Rows from a figure dataset:
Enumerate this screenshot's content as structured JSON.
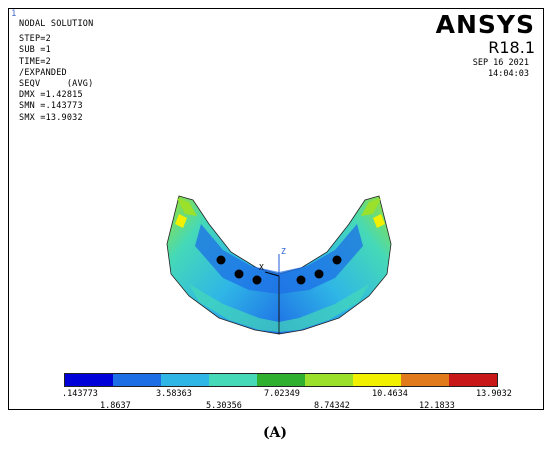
{
  "viewport": {
    "corner_label": "1"
  },
  "info": {
    "title": "NODAL SOLUTION",
    "lines": [
      "STEP=2",
      "SUB =1",
      "TIME=2",
      "/EXPANDED",
      "SEQV     (AVG)",
      "DMX =1.42815",
      "SMN =.143773",
      "SMX =13.9032"
    ]
  },
  "brand": {
    "name": "ANSYS",
    "version": "R18.1"
  },
  "stamp": {
    "date": "SEP 16 2021",
    "time": "14:04:03"
  },
  "triad": {
    "x_label": "X",
    "z_label": "Z"
  },
  "legend": {
    "colors": [
      "#0000d8",
      "#1e6fe6",
      "#2fb6e6",
      "#45d9b8",
      "#2fb02f",
      "#9be02a",
      "#f0f000",
      "#e07a1a",
      "#c81818"
    ],
    "top_labels": [
      ".143773",
      "3.58363",
      "7.02349",
      "10.4634",
      "13.9032"
    ],
    "bottom_labels": [
      "1.8637",
      "5.30356",
      "8.74342",
      "12.1833"
    ]
  },
  "caption": {
    "text": "(A)"
  }
}
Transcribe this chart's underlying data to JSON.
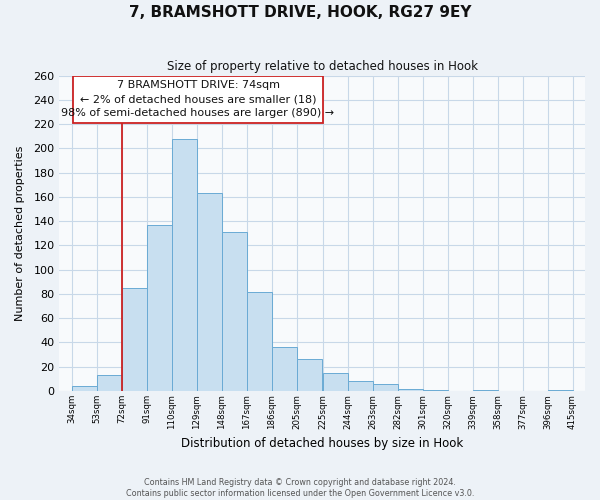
{
  "title": "7, BRAMSHOTT DRIVE, HOOK, RG27 9EY",
  "subtitle": "Size of property relative to detached houses in Hook",
  "xlabel": "Distribution of detached houses by size in Hook",
  "ylabel": "Number of detached properties",
  "bar_color": "#c8dff0",
  "bar_edge_color": "#6aaad4",
  "bin_edges": [
    34,
    53,
    72,
    91,
    110,
    129,
    148,
    167,
    186,
    205,
    225,
    244,
    263,
    282,
    301,
    320,
    339,
    358,
    377,
    396,
    415
  ],
  "bin_labels": [
    "34sqm",
    "53sqm",
    "72sqm",
    "91sqm",
    "110sqm",
    "129sqm",
    "148sqm",
    "167sqm",
    "186sqm",
    "205sqm",
    "225sqm",
    "244sqm",
    "263sqm",
    "282sqm",
    "301sqm",
    "320sqm",
    "339sqm",
    "358sqm",
    "377sqm",
    "396sqm",
    "415sqm"
  ],
  "values": [
    4,
    13,
    85,
    137,
    208,
    163,
    131,
    82,
    36,
    26,
    15,
    8,
    6,
    2,
    1,
    0,
    1,
    0,
    0,
    1
  ],
  "ylim": [
    0,
    260
  ],
  "yticks": [
    0,
    20,
    40,
    60,
    80,
    100,
    120,
    140,
    160,
    180,
    200,
    220,
    240,
    260
  ],
  "property_line_x": 72,
  "ann_line1": "7 BRAMSHOTT DRIVE: 74sqm",
  "ann_line2": "← 2% of detached houses are smaller (18)",
  "ann_line3": "98% of semi-detached houses are larger (890) →",
  "footer_line1": "Contains HM Land Registry data © Crown copyright and database right 2024.",
  "footer_line2": "Contains public sector information licensed under the Open Government Licence v3.0.",
  "background_color": "#edf2f7",
  "plot_bg_color": "#f8fafc",
  "grid_color": "#c8d8e8",
  "title_color": "#111111"
}
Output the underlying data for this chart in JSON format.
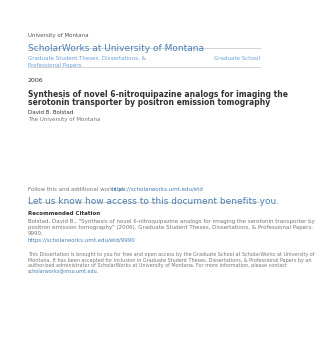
{
  "bg_color": "#ffffff",
  "page_bg": "#ffffff",
  "header_small": "University of Montana",
  "header_large": "ScholarWorks at University of Montana",
  "header_large_color": "#4a7fb5",
  "line1_left": "Graduate Student Theses, Dissertations, &",
  "line1_left2": "Professional Papers",
  "line1_right": "Graduate School",
  "line1_color": "#6a9fd8",
  "year": "2006",
  "title_line1": "Synthesis of novel 6-nitroquipazine analogs for imaging the",
  "title_line2": "serotonin transporter by positron emission tomography",
  "author": "David B. Bolstad",
  "institution": "The University of Montana",
  "follow_text": "Follow this and additional works at: ",
  "follow_link": "https://scholarworks.umt.edu/etd",
  "cta_text": "Let us know how access to this document benefits you.",
  "cta_color": "#4a7fb5",
  "rec_citation_bold": "Recommended Citation",
  "citation_line1": "Bolstad, David B., \"Synthesis of novel 6-nitroquipazine analogs for imaging the serotonin transporter by",
  "citation_line2": "positron emission tomography\" (2006). Graduate Student Theses, Dissertations, & Professional Papers.",
  "citation_line3": "9990.",
  "citation_link": "https://scholarworks.umt.edu/etd/9990",
  "disclaimer_line1": "This Dissertation is brought to you for free and open access by the Graduate School at ScholarWorks at University of",
  "disclaimer_line2": "Montana. It has been accepted for inclusion in Graduate Student Theses, Dissertations, & Professional Papers by an",
  "disclaimer_line3": "authorized administrator of ScholarWorks at University of Montana. For more information, please contact",
  "disclaimer_line4": "scholarworks@mso.umt.edu.",
  "disclaimer_link": "scholarworks@mso.umt.edu.",
  "separator_color": "#cccccc",
  "text_color": "#777777",
  "dark_text": "#333333",
  "header_small_color": "#555555"
}
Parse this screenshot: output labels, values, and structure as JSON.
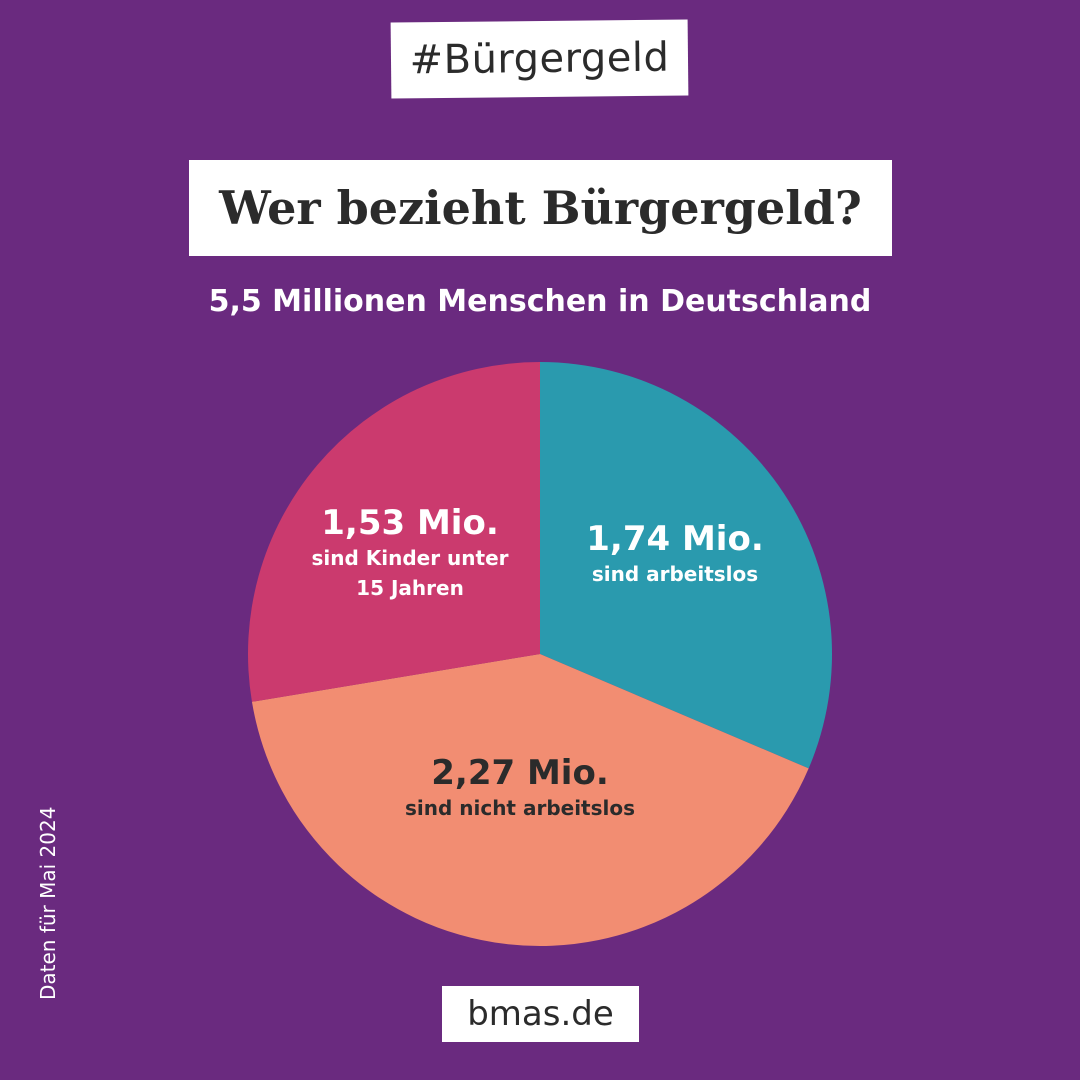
{
  "hashtag": "#Bürgergeld",
  "title": "Wer bezieht Bürgergeld?",
  "subtitle": "5,5 Millionen Menschen in Deutschland",
  "side_note": "Daten für Mai 2024",
  "footer": "bmas.de",
  "colors": {
    "background": "#6a2a7f",
    "arbeitslos": "#2a9aae",
    "nicht_arbeitslos": "#f28d72",
    "kinder": "#cb3a6e"
  },
  "chart_data": {
    "type": "pie",
    "total_label": "5,5 Millionen Menschen in Deutschland",
    "slices": [
      {
        "key": "arbeitslos",
        "value": 1.74,
        "value_label": "1,74 Mio.",
        "desc_lines": [
          "sind arbeitslos"
        ]
      },
      {
        "key": "nicht_arbeitslos",
        "value": 2.27,
        "value_label": "2,27 Mio.",
        "desc_lines": [
          "sind nicht arbeitslos"
        ]
      },
      {
        "key": "kinder",
        "value": 1.53,
        "value_label": "1,53 Mio.",
        "desc_lines": [
          "sind Kinder unter",
          "15 Jahren"
        ]
      }
    ],
    "start_angle": "12 o'clock",
    "direction": "clockwise"
  }
}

TASK REQUIREMENTS:
Make an exact copy of all the material, but keep the pictures out of it.

OUTPUT:
Enumerate this screenshot's content as structured JSON.
{
  "viewport": {
    "corner_label": "1"
  },
  "info": {
    "title": "NODAL SOLUTION",
    "lines": [
      "STEP=2",
      "SUB =1",
      "TIME=2",
      "/EXPANDED",
      "SEQV     (AVG)",
      "DMX =1.42815",
      "SMN =.143773",
      "SMX =13.9032"
    ]
  },
  "brand": {
    "name": "ANSYS",
    "version": "R18.1"
  },
  "stamp": {
    "date": "SEP 16 2021",
    "time": "14:04:03"
  },
  "triad": {
    "x_label": "X",
    "z_label": "Z"
  },
  "legend": {
    "colors": [
      "#0000d8",
      "#1e6fe6",
      "#2fb6e6",
      "#45d9b8",
      "#2fb02f",
      "#9be02a",
      "#f0f000",
      "#e07a1a",
      "#c81818"
    ],
    "top_labels": [
      ".143773",
      "3.58363",
      "7.02349",
      "10.4634",
      "13.9032"
    ],
    "bottom_labels": [
      "1.8637",
      "5.30356",
      "8.74342",
      "12.1833"
    ]
  },
  "caption": {
    "text": "(A)"
  }
}
Transcribe this chart's underlying data to JSON.
{
  "title": "7, BRAMSHOTT DRIVE, HOOK, RG27 9EY",
  "subtitle": "Size of property relative to detached houses in Hook",
  "xlabel": "Distribution of detached houses by size in Hook",
  "ylabel": "Number of detached properties",
  "bar_color": "#c8dff0",
  "bar_edge_color": "#6aaad4",
  "bin_edges": [
    34,
    53,
    72,
    91,
    110,
    129,
    148,
    167,
    186,
    205,
    225,
    244,
    263,
    282,
    301,
    320,
    339,
    358,
    377,
    396,
    415
  ],
  "bin_labels": [
    "34sqm",
    "53sqm",
    "72sqm",
    "91sqm",
    "110sqm",
    "129sqm",
    "148sqm",
    "167sqm",
    "186sqm",
    "205sqm",
    "225sqm",
    "244sqm",
    "263sqm",
    "282sqm",
    "301sqm",
    "320sqm",
    "339sqm",
    "358sqm",
    "377sqm",
    "396sqm",
    "415sqm"
  ],
  "values": [
    4,
    13,
    85,
    137,
    208,
    163,
    131,
    82,
    36,
    26,
    15,
    8,
    6,
    2,
    1,
    0,
    1,
    0,
    0,
    1
  ],
  "ylim": [
    0,
    260
  ],
  "yticks": [
    0,
    20,
    40,
    60,
    80,
    100,
    120,
    140,
    160,
    180,
    200,
    220,
    240,
    260
  ],
  "property_line_x": 72,
  "ann_line1": "7 BRAMSHOTT DRIVE: 74sqm",
  "ann_line2": "← 2% of detached houses are smaller (18)",
  "ann_line3": "98% of semi-detached houses are larger (890) →",
  "footer_line1": "Contains HM Land Registry data © Crown copyright and database right 2024.",
  "footer_line2": "Contains public sector information licensed under the Open Government Licence v3.0.",
  "background_color": "#edf2f7",
  "plot_bg_color": "#f8fafc",
  "grid_color": "#c8d8e8",
  "title_color": "#111111"
}
Output the underlying data for this chart in JSON format.
{
  "bg_color": "#ffffff",
  "page_bg": "#ffffff",
  "header_small": "University of Montana",
  "header_large": "ScholarWorks at University of Montana",
  "header_large_color": "#4a7fb5",
  "line1_left": "Graduate Student Theses, Dissertations, &",
  "line1_left2": "Professional Papers",
  "line1_right": "Graduate School",
  "line1_color": "#6a9fd8",
  "year": "2006",
  "title_line1": "Synthesis of novel 6-nitroquipazine analogs for imaging the",
  "title_line2": "serotonin transporter by positron emission tomography",
  "author": "David B. Bolstad",
  "institution": "The University of Montana",
  "follow_text": "Follow this and additional works at: ",
  "follow_link": "https://scholarworks.umt.edu/etd",
  "cta_text": "Let us know how access to this document benefits you.",
  "cta_color": "#4a7fb5",
  "rec_citation_bold": "Recommended Citation",
  "citation_line1": "Bolstad, David B., \"Synthesis of novel 6-nitroquipazine analogs for imaging the serotonin transporter by",
  "citation_line2": "positron emission tomography\" (2006). Graduate Student Theses, Dissertations, & Professional Papers.",
  "citation_line3": "9990.",
  "citation_link": "https://scholarworks.umt.edu/etd/9990",
  "disclaimer_line1": "This Dissertation is brought to you for free and open access by the Graduate School at ScholarWorks at University of",
  "disclaimer_line2": "Montana. It has been accepted for inclusion in Graduate Student Theses, Dissertations, & Professional Papers by an",
  "disclaimer_line3": "authorized administrator of ScholarWorks at University of Montana. For more information, please contact",
  "disclaimer_line4": "scholarworks@mso.umt.edu.",
  "disclaimer_link": "scholarworks@mso.umt.edu.",
  "separator_color": "#cccccc",
  "text_color": "#777777",
  "dark_text": "#333333",
  "header_small_color": "#555555"
}
Parse this screenshot: output labels, values, and structure as JSON.
{
  "hashtag": "#Bürgergeld",
  "title": "Wer bezieht Bürgergeld?",
  "subtitle": "5,5 Millionen Menschen in Deutschland",
  "side_note": "Daten für Mai 2024",
  "footer": "bmas.de",
  "colors": {
    "background": "#6a2a7f",
    "arbeitslos": "#2a9aae",
    "nicht_arbeitslos": "#f28d72",
    "kinder": "#cb3a6e"
  },
  "chart_data": {
    "type": "pie",
    "total_label": "5,5 Millionen Menschen in Deutschland",
    "slices": [
      {
        "key": "arbeitslos",
        "value": 1.74,
        "value_label": "1,74 Mio.",
        "desc_lines": [
          "sind arbeitslos"
        ]
      },
      {
        "key": "nicht_arbeitslos",
        "value": 2.27,
        "value_label": "2,27 Mio.",
        "desc_lines": [
          "sind nicht arbeitslos"
        ]
      },
      {
        "key": "kinder",
        "value": 1.53,
        "value_label": "1,53 Mio.",
        "desc_lines": [
          "sind Kinder unter",
          "15 Jahren"
        ]
      }
    ],
    "start_angle": "12 o'clock",
    "direction": "clockwise"
  }
}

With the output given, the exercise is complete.